**Problem description**
Make an exact copy of the data below, leaving out every picture.

**Records**
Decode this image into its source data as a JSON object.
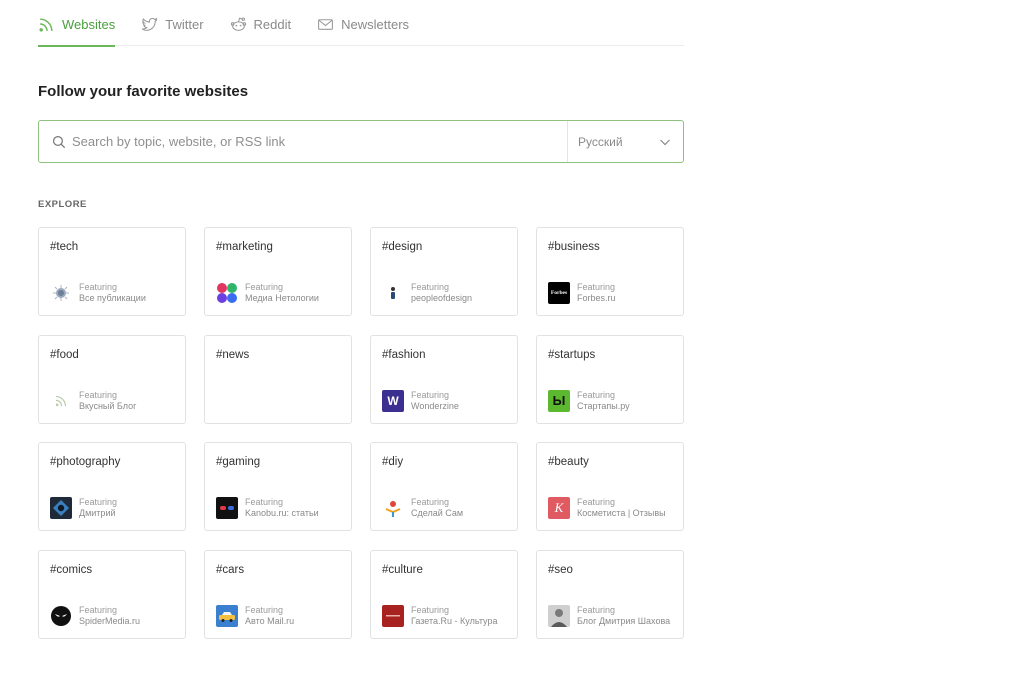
{
  "tabs": [
    {
      "label": "Websites",
      "icon": "rss-icon",
      "active": true
    },
    {
      "label": "Twitter",
      "icon": "twitter-icon",
      "active": false
    },
    {
      "label": "Reddit",
      "icon": "reddit-icon",
      "active": false
    },
    {
      "label": "Newsletters",
      "icon": "mail-icon",
      "active": false
    }
  ],
  "title": "Follow your favorite websites",
  "search": {
    "placeholder": "Search by topic, website, or RSS link",
    "value": ""
  },
  "language": {
    "selected": "Русский"
  },
  "explore_label": "EXPLORE",
  "featuring_label": "Featuring",
  "accent_color": "#6bb85a",
  "cards": [
    {
      "tag": "#tech",
      "site": "Все публикации"
    },
    {
      "tag": "#marketing",
      "site": "Медиа Нетологии"
    },
    {
      "tag": "#design",
      "site": "peopleofdesign"
    },
    {
      "tag": "#business",
      "site": "Forbes.ru",
      "icon_text": "Forbes"
    },
    {
      "tag": "#food",
      "site": "Вкусный Блог"
    },
    {
      "tag": "#news"
    },
    {
      "tag": "#fashion",
      "site": "Wonderzine",
      "icon_text": "W"
    },
    {
      "tag": "#startups",
      "site": "Стартапы.ру",
      "icon_text": "Ы"
    },
    {
      "tag": "#photography",
      "site": "Дмитрий"
    },
    {
      "tag": "#gaming",
      "site": "Kanobu.ru: статьи"
    },
    {
      "tag": "#diy",
      "site": "Сделай Сам"
    },
    {
      "tag": "#beauty",
      "site": "Косметиста | Отзывы",
      "icon_text": "K"
    },
    {
      "tag": "#comics",
      "site": "SpiderMedia.ru"
    },
    {
      "tag": "#cars",
      "site": "Авто Mail.ru"
    },
    {
      "tag": "#culture",
      "site": "Газета.Ru - Культура"
    },
    {
      "tag": "#seo",
      "site": "Блог Дмитрия Шахова"
    }
  ]
}
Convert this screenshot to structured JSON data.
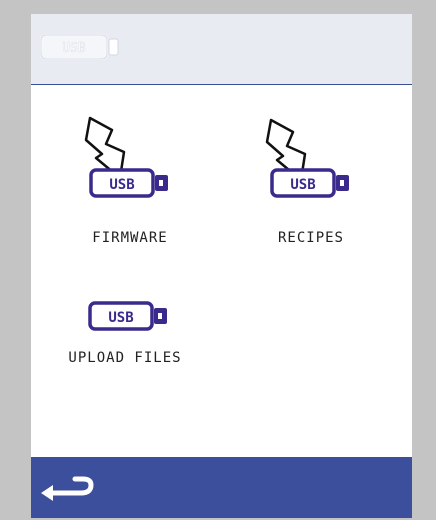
{
  "header": {
    "usb_status_label": "USB",
    "usb_status_icon": "usb-drive-outline-icon"
  },
  "tiles": [
    {
      "label": "FIRMWARE",
      "icon": "usb-drive-icon",
      "icon_text": "USB",
      "has_arrow": true
    },
    {
      "label": "RECIPES",
      "icon": "usb-drive-icon",
      "icon_text": "USB",
      "has_arrow": true
    },
    {
      "label": "UPLOAD FILES",
      "icon": "usb-drive-icon",
      "icon_text": "USB",
      "has_arrow": false
    }
  ],
  "footer": {
    "back_icon": "back-arrow-icon"
  },
  "colors": {
    "accent": "#3b4f9c",
    "usb_purple": "#3a2a8c",
    "header_bg": "#e8ecf2",
    "frame": "#c4c4c4"
  }
}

**Full solution**
Decode this image into its source data as a JSON object.
{
  "tabs": [
    {
      "label": "Websites",
      "icon": "rss-icon",
      "active": true
    },
    {
      "label": "Twitter",
      "icon": "twitter-icon",
      "active": false
    },
    {
      "label": "Reddit",
      "icon": "reddit-icon",
      "active": false
    },
    {
      "label": "Newsletters",
      "icon": "mail-icon",
      "active": false
    }
  ],
  "title": "Follow your favorite websites",
  "search": {
    "placeholder": "Search by topic, website, or RSS link",
    "value": ""
  },
  "language": {
    "selected": "Русский"
  },
  "explore_label": "EXPLORE",
  "featuring_label": "Featuring",
  "accent_color": "#6bb85a",
  "cards": [
    {
      "tag": "#tech",
      "site": "Все публикации"
    },
    {
      "tag": "#marketing",
      "site": "Медиа Нетологии"
    },
    {
      "tag": "#design",
      "site": "peopleofdesign"
    },
    {
      "tag": "#business",
      "site": "Forbes.ru",
      "icon_text": "Forbes"
    },
    {
      "tag": "#food",
      "site": "Вкусный Блог"
    },
    {
      "tag": "#news"
    },
    {
      "tag": "#fashion",
      "site": "Wonderzine",
      "icon_text": "W"
    },
    {
      "tag": "#startups",
      "site": "Стартапы.ру",
      "icon_text": "Ы"
    },
    {
      "tag": "#photography",
      "site": "Дмитрий"
    },
    {
      "tag": "#gaming",
      "site": "Kanobu.ru: статьи"
    },
    {
      "tag": "#diy",
      "site": "Сделай Сам"
    },
    {
      "tag": "#beauty",
      "site": "Косметиста | Отзывы",
      "icon_text": "K"
    },
    {
      "tag": "#comics",
      "site": "SpiderMedia.ru"
    },
    {
      "tag": "#cars",
      "site": "Авто Mail.ru"
    },
    {
      "tag": "#culture",
      "site": "Газета.Ru - Культура"
    },
    {
      "tag": "#seo",
      "site": "Блог Дмитрия Шахова"
    }
  ]
}
Convert this screenshot to structured JSON data.
{
  "header": {
    "usb_status_label": "USB",
    "usb_status_icon": "usb-drive-outline-icon"
  },
  "tiles": [
    {
      "label": "FIRMWARE",
      "icon": "usb-drive-icon",
      "icon_text": "USB",
      "has_arrow": true
    },
    {
      "label": "RECIPES",
      "icon": "usb-drive-icon",
      "icon_text": "USB",
      "has_arrow": true
    },
    {
      "label": "UPLOAD FILES",
      "icon": "usb-drive-icon",
      "icon_text": "USB",
      "has_arrow": false
    }
  ],
  "footer": {
    "back_icon": "back-arrow-icon"
  },
  "colors": {
    "accent": "#3b4f9c",
    "usb_purple": "#3a2a8c",
    "header_bg": "#e8ecf2",
    "frame": "#c4c4c4"
  }
}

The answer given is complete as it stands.